Stated goal — Give the material again in full, matching it exactly.

Supplied material —
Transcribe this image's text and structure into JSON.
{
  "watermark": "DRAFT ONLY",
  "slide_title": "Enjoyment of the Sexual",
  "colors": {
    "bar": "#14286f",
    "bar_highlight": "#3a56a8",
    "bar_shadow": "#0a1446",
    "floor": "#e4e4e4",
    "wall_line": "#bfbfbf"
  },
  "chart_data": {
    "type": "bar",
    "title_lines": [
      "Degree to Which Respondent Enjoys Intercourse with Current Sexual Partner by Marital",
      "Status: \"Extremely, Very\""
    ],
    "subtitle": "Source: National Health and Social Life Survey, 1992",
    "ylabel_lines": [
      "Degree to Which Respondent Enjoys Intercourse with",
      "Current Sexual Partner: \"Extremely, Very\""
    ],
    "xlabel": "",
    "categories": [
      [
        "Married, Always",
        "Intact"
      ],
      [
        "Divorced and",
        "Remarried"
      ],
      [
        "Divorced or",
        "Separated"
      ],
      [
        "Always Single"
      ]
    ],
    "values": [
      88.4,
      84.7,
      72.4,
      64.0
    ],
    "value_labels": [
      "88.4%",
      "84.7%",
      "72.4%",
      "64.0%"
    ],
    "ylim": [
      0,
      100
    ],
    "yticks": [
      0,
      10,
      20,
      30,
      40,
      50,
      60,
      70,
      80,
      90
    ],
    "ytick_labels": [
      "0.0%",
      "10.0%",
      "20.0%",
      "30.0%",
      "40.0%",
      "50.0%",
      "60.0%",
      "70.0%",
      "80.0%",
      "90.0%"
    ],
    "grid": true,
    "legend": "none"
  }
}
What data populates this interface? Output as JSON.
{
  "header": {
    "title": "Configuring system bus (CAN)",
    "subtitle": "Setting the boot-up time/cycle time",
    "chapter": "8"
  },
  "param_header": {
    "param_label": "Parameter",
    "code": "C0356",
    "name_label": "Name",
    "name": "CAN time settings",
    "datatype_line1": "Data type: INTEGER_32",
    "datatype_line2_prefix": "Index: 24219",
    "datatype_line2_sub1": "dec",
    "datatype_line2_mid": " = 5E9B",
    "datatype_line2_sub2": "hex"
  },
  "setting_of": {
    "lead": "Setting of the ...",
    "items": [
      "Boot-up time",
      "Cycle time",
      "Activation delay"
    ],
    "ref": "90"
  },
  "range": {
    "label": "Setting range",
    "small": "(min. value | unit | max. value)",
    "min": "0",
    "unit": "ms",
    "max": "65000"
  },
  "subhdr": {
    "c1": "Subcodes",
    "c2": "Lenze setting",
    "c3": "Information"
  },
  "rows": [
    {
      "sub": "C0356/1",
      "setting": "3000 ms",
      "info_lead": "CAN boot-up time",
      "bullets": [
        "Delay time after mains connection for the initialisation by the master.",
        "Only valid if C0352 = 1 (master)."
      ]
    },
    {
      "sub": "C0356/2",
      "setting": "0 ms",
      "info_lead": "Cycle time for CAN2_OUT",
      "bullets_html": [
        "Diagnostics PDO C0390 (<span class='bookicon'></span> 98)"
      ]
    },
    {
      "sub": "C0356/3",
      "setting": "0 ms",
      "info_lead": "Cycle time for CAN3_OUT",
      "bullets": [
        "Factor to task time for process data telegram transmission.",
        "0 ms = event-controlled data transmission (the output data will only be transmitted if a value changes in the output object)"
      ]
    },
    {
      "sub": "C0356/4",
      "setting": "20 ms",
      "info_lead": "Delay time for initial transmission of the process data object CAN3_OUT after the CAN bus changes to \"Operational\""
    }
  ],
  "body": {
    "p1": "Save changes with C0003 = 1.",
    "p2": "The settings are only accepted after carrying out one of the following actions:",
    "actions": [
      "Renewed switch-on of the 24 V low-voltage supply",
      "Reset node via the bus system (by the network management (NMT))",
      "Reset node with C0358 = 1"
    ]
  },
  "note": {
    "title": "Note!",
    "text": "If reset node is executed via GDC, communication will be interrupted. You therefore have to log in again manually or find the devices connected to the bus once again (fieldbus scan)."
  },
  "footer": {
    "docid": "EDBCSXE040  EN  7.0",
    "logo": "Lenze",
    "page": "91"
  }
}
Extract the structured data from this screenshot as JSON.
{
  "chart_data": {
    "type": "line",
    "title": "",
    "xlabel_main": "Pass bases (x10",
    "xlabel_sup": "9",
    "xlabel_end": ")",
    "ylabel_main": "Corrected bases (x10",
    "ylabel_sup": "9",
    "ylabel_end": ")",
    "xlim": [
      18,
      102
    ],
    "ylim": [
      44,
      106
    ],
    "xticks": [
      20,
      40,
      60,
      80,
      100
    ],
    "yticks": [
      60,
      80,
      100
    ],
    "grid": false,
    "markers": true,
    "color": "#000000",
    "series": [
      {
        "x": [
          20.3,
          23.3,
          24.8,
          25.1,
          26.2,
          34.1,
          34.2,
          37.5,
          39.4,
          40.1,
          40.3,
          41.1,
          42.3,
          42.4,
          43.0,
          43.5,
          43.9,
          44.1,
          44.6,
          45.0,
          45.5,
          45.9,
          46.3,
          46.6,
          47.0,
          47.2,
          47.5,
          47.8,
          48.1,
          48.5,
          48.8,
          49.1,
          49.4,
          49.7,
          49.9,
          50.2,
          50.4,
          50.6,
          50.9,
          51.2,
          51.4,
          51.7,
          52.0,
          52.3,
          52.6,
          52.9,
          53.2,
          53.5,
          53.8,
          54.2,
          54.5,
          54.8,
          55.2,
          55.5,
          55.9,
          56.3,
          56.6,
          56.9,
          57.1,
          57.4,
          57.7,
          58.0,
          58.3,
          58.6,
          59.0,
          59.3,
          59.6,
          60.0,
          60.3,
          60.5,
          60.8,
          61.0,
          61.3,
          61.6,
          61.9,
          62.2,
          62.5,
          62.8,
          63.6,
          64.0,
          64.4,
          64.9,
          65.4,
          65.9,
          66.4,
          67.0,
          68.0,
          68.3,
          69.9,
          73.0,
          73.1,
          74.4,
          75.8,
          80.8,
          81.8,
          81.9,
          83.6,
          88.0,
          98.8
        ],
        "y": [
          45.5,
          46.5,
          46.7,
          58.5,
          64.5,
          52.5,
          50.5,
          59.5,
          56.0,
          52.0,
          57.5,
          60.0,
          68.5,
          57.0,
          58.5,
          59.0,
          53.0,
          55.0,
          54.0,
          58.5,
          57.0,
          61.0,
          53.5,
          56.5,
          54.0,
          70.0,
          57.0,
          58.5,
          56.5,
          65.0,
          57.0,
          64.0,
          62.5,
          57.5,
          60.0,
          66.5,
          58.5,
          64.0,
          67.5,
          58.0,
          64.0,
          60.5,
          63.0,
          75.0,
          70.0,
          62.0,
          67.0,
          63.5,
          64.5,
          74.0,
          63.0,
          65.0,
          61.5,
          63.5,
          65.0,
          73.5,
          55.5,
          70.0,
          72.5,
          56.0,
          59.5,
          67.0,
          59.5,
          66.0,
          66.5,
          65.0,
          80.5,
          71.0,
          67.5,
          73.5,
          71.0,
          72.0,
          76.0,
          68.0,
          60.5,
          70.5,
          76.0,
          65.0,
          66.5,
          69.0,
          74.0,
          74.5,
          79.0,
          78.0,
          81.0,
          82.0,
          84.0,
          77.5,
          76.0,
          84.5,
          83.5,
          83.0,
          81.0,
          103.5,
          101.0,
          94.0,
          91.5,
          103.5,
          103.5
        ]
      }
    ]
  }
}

Answer for this exercise —
Transcribe this image's text and structure into JSON.
{
  "watermark": "DRAFT ONLY",
  "slide_title": "Enjoyment of the Sexual",
  "colors": {
    "bar": "#14286f",
    "bar_highlight": "#3a56a8",
    "bar_shadow": "#0a1446",
    "floor": "#e4e4e4",
    "wall_line": "#bfbfbf"
  },
  "chart_data": {
    "type": "bar",
    "title_lines": [
      "Degree to Which Respondent Enjoys Intercourse with Current Sexual Partner by Marital",
      "Status: \"Extremely, Very\""
    ],
    "subtitle": "Source: National Health and Social Life Survey, 1992",
    "ylabel_lines": [
      "Degree to Which Respondent Enjoys Intercourse with",
      "Current Sexual Partner: \"Extremely, Very\""
    ],
    "xlabel": "",
    "categories": [
      [
        "Married, Always",
        "Intact"
      ],
      [
        "Divorced and",
        "Remarried"
      ],
      [
        "Divorced or",
        "Separated"
      ],
      [
        "Always Single"
      ]
    ],
    "values": [
      88.4,
      84.7,
      72.4,
      64.0
    ],
    "value_labels": [
      "88.4%",
      "84.7%",
      "72.4%",
      "64.0%"
    ],
    "ylim": [
      0,
      100
    ],
    "yticks": [
      0,
      10,
      20,
      30,
      40,
      50,
      60,
      70,
      80,
      90
    ],
    "ytick_labels": [
      "0.0%",
      "10.0%",
      "20.0%",
      "30.0%",
      "40.0%",
      "50.0%",
      "60.0%",
      "70.0%",
      "80.0%",
      "90.0%"
    ],
    "grid": true,
    "legend": "none"
  }
}
What data populates this interface? Output as JSON.
{
  "header": {
    "title": "Configuring system bus (CAN)",
    "subtitle": "Setting the boot-up time/cycle time",
    "chapter": "8"
  },
  "param_header": {
    "param_label": "Parameter",
    "code": "C0356",
    "name_label": "Name",
    "name": "CAN time settings",
    "datatype_line1": "Data type: INTEGER_32",
    "datatype_line2_prefix": "Index: 24219",
    "datatype_line2_sub1": "dec",
    "datatype_line2_mid": " = 5E9B",
    "datatype_line2_sub2": "hex"
  },
  "setting_of": {
    "lead": "Setting of the ...",
    "items": [
      "Boot-up time",
      "Cycle time",
      "Activation delay"
    ],
    "ref": "90"
  },
  "range": {
    "label": "Setting range",
    "small": "(min. value | unit | max. value)",
    "min": "0",
    "unit": "ms",
    "max": "65000"
  },
  "subhdr": {
    "c1": "Subcodes",
    "c2": "Lenze setting",
    "c3": "Information"
  },
  "rows": [
    {
      "sub": "C0356/1",
      "setting": "3000 ms",
      "info_lead": "CAN boot-up time",
      "bullets": [
        "Delay time after mains connection for the initialisation by the master.",
        "Only valid if C0352 = 1 (master)."
      ]
    },
    {
      "sub": "C0356/2",
      "setting": "0 ms",
      "info_lead": "Cycle time for CAN2_OUT",
      "bullets_html": [
        "Diagnostics PDO C0390 (<span class='bookicon'></span> 98)"
      ]
    },
    {
      "sub": "C0356/3",
      "setting": "0 ms",
      "info_lead": "Cycle time for CAN3_OUT",
      "bullets": [
        "Factor to task time for process data telegram transmission.",
        "0 ms = event-controlled data transmission (the output data will only be transmitted if a value changes in the output object)"
      ]
    },
    {
      "sub": "C0356/4",
      "setting": "20 ms",
      "info_lead": "Delay time for initial transmission of the process data object CAN3_OUT after the CAN bus changes to \"Operational\""
    }
  ],
  "body": {
    "p1": "Save changes with C0003 = 1.",
    "p2": "The settings are only accepted after carrying out one of the following actions:",
    "actions": [
      "Renewed switch-on of the 24 V low-voltage supply",
      "Reset node via the bus system (by the network management (NMT))",
      "Reset node with C0358 = 1"
    ]
  },
  "note": {
    "title": "Note!",
    "text": "If reset node is executed via GDC, communication will be interrupted. You therefore have to log in again manually or find the devices connected to the bus once again (fieldbus scan)."
  },
  "footer": {
    "docid": "EDBCSXE040  EN  7.0",
    "logo": "Lenze",
    "page": "91"
  }
}
Extract the structured data from this screenshot as JSON.
{
  "chart_data": {
    "type": "line",
    "title": "",
    "xlabel_main": "Pass bases (x10",
    "xlabel_sup": "9",
    "xlabel_end": ")",
    "ylabel_main": "Corrected bases (x10",
    "ylabel_sup": "9",
    "ylabel_end": ")",
    "xlim": [
      18,
      102
    ],
    "ylim": [
      44,
      106
    ],
    "xticks": [
      20,
      40,
      60,
      80,
      100
    ],
    "yticks": [
      60,
      80,
      100
    ],
    "grid": false,
    "markers": true,
    "color": "#000000",
    "series": [
      {
        "x": [
          20.3,
          23.3,
          24.8,
          25.1,
          26.2,
          34.1,
          34.2,
          37.5,
          39.4,
          40.1,
          40.3,
          41.1,
          42.3,
          42.4,
          43.0,
          43.5,
          43.9,
          44.1,
          44.6,
          45.0,
          45.5,
          45.9,
          46.3,
          46.6,
          47.0,
          47.2,
          47.5,
          47.8,
          48.1,
          48.5,
          48.8,
          49.1,
          49.4,
          49.7,
          49.9,
          50.2,
          50.4,
          50.6,
          50.9,
          51.2,
          51.4,
          51.7,
          52.0,
          52.3,
          52.6,
          52.9,
          53.2,
          53.5,
          53.8,
          54.2,
          54.5,
          54.8,
          55.2,
          55.5,
          55.9,
          56.3,
          56.6,
          56.9,
          57.1,
          57.4,
          57.7,
          58.0,
          58.3,
          58.6,
          59.0,
          59.3,
          59.6,
          60.0,
          60.3,
          60.5,
          60.8,
          61.0,
          61.3,
          61.6,
          61.9,
          62.2,
          62.5,
          62.8,
          63.6,
          64.0,
          64.4,
          64.9,
          65.4,
          65.9,
          66.4,
          67.0,
          68.0,
          68.3,
          69.9,
          73.0,
          73.1,
          74.4,
          75.8,
          80.8,
          81.8,
          81.9,
          83.6,
          88.0,
          98.8
        ],
        "y": [
          45.5,
          46.5,
          46.7,
          58.5,
          64.5,
          52.5,
          50.5,
          59.5,
          56.0,
          52.0,
          57.5,
          60.0,
          68.5,
          57.0,
          58.5,
          59.0,
          53.0,
          55.0,
          54.0,
          58.5,
          57.0,
          61.0,
          53.5,
          56.5,
          54.0,
          70.0,
          57.0,
          58.5,
          56.5,
          65.0,
          57.0,
          64.0,
          62.5,
          57.5,
          60.0,
          66.5,
          58.5,
          64.0,
          67.5,
          58.0,
          64.0,
          60.5,
          63.0,
          75.0,
          70.0,
          62.0,
          67.0,
          63.5,
          64.5,
          74.0,
          63.0,
          65.0,
          61.5,
          63.5,
          65.0,
          73.5,
          55.5,
          70.0,
          72.5,
          56.0,
          59.5,
          67.0,
          59.5,
          66.0,
          66.5,
          65.0,
          80.5,
          71.0,
          67.5,
          73.5,
          71.0,
          72.0,
          76.0,
          68.0,
          60.5,
          70.5,
          76.0,
          65.0,
          66.5,
          69.0,
          74.0,
          74.5,
          79.0,
          78.0,
          81.0,
          82.0,
          84.0,
          77.5,
          76.0,
          84.5,
          83.5,
          83.0,
          81.0,
          103.5,
          101.0,
          94.0,
          91.5,
          103.5,
          103.5
        ]
      }
    ]
  }
}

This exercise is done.